Copy each entry as it stands, leaving nothing out.

The input —
##########

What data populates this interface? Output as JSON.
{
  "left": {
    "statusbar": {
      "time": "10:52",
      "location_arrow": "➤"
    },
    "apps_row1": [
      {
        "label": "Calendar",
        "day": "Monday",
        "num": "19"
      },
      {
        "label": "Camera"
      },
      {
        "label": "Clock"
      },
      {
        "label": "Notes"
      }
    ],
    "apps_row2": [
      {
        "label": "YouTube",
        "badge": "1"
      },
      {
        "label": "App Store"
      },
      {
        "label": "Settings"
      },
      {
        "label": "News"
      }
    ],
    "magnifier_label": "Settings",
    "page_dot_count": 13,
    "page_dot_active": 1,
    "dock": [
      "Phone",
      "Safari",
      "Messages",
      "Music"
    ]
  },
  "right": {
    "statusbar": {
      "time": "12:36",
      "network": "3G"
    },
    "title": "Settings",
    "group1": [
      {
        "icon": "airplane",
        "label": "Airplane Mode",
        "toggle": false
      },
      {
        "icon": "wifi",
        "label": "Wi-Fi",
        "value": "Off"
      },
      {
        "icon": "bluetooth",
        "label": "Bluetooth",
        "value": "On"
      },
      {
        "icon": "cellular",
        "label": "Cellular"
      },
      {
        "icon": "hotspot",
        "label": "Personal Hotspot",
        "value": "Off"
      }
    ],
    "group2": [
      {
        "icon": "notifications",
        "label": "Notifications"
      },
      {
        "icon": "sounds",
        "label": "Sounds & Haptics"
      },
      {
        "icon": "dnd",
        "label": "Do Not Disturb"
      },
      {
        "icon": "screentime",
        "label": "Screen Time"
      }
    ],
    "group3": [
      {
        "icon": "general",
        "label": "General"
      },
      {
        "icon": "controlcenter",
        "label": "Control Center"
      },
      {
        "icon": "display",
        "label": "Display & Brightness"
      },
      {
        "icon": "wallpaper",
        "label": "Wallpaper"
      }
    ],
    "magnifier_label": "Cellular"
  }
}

##########

Output below —
What data populates this interface? Output as JSON.
{
  "left": {
    "statusbar": {
      "time": "10:52",
      "location_arrow": "➤"
    },
    "apps_row1": [
      {
        "label": "Calendar",
        "day": "Monday",
        "num": "19"
      },
      {
        "label": "Camera"
      },
      {
        "label": "Clock"
      },
      {
        "label": "Notes"
      }
    ],
    "apps_row2": [
      {
        "label": "YouTube",
        "badge": "1"
      },
      {
        "label": "App Store"
      },
      {
        "label": "Settings"
      },
      {
        "label": "News"
      }
    ],
    "magnifier_label": "Settings",
    "page_dot_count": 13,
    "page_dot_active": 1,
    "dock": [
      "Phone",
      "Safari",
      "Messages",
      "Music"
    ]
  },
  "right": {
    "statusbar": {
      "time": "12:36",
      "network": "3G"
    },
    "title": "Settings",
    "group1": [
      {
        "icon": "airplane",
        "label": "Airplane Mode",
        "toggle": false
      },
      {
        "icon": "wifi",
        "label": "Wi-Fi",
        "value": "Off"
      },
      {
        "icon": "bluetooth",
        "label": "Bluetooth",
        "value": "On"
      },
      {
        "icon": "cellular",
        "label": "Cellular"
      },
      {
        "icon": "hotspot",
        "label": "Personal Hotspot",
        "value": "Off"
      }
    ],
    "group2": [
      {
        "icon": "notifications",
        "label": "Notifications"
      },
      {
        "icon": "sounds",
        "label": "Sounds & Haptics"
      },
      {
        "icon": "dnd",
        "label": "Do Not Disturb"
      },
      {
        "icon": "screentime",
        "label": "Screen Time"
      }
    ],
    "group3": [
      {
        "icon": "general",
        "label": "General"
      },
      {
        "icon": "controlcenter",
        "label": "Control Center"
      },
      {
        "icon": "display",
        "label": "Display & Brightness"
      },
      {
        "icon": "wallpaper",
        "label": "Wallpaper"
      }
    ],
    "magnifier_label": "Cellular"
  }
}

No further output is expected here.